▶ _PROBLEM DESCRIPTION_:
Read through the entries below and return each line with the word "this".

▶ _RECORDS TO USE_:

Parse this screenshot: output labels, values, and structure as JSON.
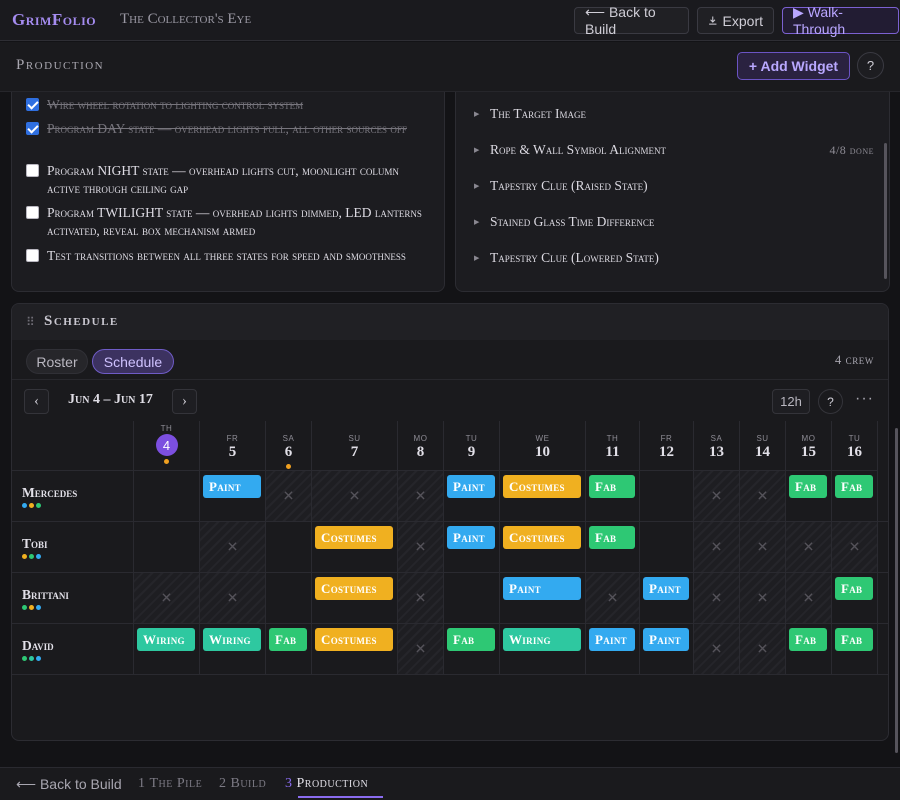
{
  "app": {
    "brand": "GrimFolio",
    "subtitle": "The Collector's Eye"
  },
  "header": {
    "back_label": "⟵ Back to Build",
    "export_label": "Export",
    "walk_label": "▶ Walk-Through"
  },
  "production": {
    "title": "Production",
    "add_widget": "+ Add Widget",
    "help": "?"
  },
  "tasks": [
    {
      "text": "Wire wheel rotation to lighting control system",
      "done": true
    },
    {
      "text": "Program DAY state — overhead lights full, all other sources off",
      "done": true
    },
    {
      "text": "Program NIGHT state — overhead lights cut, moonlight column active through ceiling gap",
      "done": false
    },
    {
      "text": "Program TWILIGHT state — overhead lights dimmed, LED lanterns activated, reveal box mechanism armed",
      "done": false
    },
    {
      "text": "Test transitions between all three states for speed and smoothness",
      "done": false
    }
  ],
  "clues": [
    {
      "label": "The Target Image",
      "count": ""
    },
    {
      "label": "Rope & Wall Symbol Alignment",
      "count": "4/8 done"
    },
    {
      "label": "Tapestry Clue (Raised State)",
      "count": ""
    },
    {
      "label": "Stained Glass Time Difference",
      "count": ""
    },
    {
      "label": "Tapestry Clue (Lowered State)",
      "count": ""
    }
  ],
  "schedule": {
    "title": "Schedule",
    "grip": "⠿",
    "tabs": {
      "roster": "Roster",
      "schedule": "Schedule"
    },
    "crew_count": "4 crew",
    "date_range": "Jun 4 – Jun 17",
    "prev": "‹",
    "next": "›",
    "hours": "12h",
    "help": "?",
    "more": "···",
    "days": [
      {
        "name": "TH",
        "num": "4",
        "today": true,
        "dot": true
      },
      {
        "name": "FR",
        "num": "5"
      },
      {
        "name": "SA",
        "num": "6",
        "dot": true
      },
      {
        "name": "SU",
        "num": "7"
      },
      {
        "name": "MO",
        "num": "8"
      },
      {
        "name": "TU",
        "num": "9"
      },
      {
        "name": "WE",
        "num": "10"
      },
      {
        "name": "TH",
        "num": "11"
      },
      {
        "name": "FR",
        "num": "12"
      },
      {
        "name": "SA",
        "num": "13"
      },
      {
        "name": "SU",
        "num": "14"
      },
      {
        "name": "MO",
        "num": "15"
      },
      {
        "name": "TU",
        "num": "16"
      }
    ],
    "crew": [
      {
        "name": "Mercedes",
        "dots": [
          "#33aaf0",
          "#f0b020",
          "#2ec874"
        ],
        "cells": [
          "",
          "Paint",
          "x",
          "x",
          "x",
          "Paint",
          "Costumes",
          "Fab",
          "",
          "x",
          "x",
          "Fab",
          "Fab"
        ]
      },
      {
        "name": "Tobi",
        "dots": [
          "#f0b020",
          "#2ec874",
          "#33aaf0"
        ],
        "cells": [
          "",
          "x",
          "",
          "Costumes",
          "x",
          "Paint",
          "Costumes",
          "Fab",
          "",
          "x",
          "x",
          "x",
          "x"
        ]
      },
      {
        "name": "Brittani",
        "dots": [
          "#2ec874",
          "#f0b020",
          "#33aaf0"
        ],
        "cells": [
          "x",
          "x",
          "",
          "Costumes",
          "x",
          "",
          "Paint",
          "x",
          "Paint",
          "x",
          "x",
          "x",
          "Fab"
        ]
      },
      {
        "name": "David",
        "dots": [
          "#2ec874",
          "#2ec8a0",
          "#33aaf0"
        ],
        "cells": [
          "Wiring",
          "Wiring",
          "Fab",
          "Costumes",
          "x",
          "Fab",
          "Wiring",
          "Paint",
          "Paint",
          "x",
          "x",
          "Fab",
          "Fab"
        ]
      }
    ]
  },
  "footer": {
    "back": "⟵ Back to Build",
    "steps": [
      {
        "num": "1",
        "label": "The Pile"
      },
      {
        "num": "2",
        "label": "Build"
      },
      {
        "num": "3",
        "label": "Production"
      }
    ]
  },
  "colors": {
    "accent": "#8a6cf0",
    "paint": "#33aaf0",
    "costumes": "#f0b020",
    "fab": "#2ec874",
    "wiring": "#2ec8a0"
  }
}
* * *
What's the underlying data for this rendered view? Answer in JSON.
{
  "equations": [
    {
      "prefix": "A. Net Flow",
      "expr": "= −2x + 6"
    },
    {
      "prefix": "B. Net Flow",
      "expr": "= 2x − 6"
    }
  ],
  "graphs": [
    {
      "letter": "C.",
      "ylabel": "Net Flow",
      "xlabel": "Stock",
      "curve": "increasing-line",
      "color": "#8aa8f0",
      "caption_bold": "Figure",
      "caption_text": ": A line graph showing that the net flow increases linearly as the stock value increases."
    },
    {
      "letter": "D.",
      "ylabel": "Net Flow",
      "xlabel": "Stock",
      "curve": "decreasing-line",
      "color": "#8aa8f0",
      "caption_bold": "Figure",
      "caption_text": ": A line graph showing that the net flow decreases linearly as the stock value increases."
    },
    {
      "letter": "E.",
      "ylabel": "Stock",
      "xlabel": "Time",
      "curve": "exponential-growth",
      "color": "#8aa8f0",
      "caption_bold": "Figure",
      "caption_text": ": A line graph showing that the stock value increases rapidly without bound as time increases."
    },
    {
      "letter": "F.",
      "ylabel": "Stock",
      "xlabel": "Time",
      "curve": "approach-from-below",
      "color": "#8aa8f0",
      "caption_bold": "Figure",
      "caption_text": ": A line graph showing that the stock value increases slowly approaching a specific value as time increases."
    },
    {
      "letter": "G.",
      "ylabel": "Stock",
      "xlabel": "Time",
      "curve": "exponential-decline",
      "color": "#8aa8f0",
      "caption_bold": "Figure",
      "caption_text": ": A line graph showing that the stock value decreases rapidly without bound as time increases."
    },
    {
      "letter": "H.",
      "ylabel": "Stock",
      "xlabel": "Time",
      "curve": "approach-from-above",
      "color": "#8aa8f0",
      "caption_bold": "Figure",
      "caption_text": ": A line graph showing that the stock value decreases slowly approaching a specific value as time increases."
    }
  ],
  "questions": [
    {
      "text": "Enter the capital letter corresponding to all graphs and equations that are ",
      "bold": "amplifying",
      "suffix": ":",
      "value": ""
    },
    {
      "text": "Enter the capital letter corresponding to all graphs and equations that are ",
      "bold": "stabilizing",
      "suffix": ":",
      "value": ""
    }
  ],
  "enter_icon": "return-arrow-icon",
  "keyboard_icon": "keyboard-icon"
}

▶ _EXERCISE OUTPUT_:
Parse this screenshot: output labels, values, and structure as JSON.
What's the underlying data for this rendered view? Answer in JSON.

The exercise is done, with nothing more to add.